(Figure dataset records)
----------

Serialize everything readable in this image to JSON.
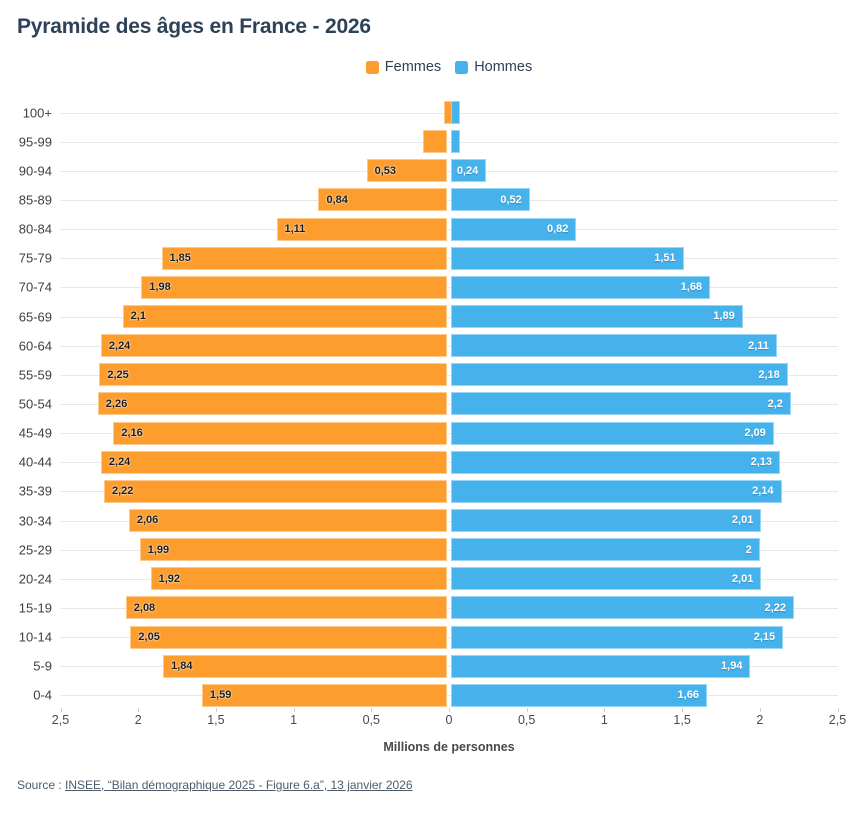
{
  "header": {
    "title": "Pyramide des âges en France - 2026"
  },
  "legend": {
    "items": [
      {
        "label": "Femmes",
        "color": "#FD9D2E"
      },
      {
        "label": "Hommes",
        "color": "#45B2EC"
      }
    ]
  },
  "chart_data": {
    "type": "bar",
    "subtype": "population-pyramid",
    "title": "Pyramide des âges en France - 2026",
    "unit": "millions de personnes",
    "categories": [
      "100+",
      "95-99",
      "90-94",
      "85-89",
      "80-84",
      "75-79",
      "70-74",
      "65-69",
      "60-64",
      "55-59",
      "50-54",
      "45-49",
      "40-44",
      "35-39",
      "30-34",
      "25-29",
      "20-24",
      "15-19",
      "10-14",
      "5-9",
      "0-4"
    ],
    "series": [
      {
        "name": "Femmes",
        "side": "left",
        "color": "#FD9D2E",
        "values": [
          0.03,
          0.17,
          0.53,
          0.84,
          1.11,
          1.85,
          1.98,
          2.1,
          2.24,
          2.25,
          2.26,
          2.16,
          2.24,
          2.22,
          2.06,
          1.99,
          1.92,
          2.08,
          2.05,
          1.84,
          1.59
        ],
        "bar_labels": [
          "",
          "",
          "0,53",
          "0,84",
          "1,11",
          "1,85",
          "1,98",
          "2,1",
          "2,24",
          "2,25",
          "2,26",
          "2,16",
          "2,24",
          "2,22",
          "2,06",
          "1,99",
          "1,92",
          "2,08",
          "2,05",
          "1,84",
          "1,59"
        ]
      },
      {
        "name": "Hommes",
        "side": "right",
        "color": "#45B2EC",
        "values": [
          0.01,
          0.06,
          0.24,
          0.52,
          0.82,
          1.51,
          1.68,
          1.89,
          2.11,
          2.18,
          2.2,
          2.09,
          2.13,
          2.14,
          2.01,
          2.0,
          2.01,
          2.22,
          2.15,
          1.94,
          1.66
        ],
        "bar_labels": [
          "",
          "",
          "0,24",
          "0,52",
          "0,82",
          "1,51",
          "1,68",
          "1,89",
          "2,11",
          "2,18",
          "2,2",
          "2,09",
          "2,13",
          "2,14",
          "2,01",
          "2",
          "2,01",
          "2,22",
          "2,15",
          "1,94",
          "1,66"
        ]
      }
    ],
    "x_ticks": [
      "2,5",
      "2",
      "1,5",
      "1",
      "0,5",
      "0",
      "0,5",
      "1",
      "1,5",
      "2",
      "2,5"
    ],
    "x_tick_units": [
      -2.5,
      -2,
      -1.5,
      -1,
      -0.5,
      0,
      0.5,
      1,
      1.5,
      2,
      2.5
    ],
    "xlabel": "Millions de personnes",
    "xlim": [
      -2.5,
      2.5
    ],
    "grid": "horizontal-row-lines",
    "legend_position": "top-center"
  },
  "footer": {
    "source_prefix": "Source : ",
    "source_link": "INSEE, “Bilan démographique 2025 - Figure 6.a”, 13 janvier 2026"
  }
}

----------

What is needed - Identify how many lines in the entries above contain the word "âges" and provide only that figure.

Response to this task - 2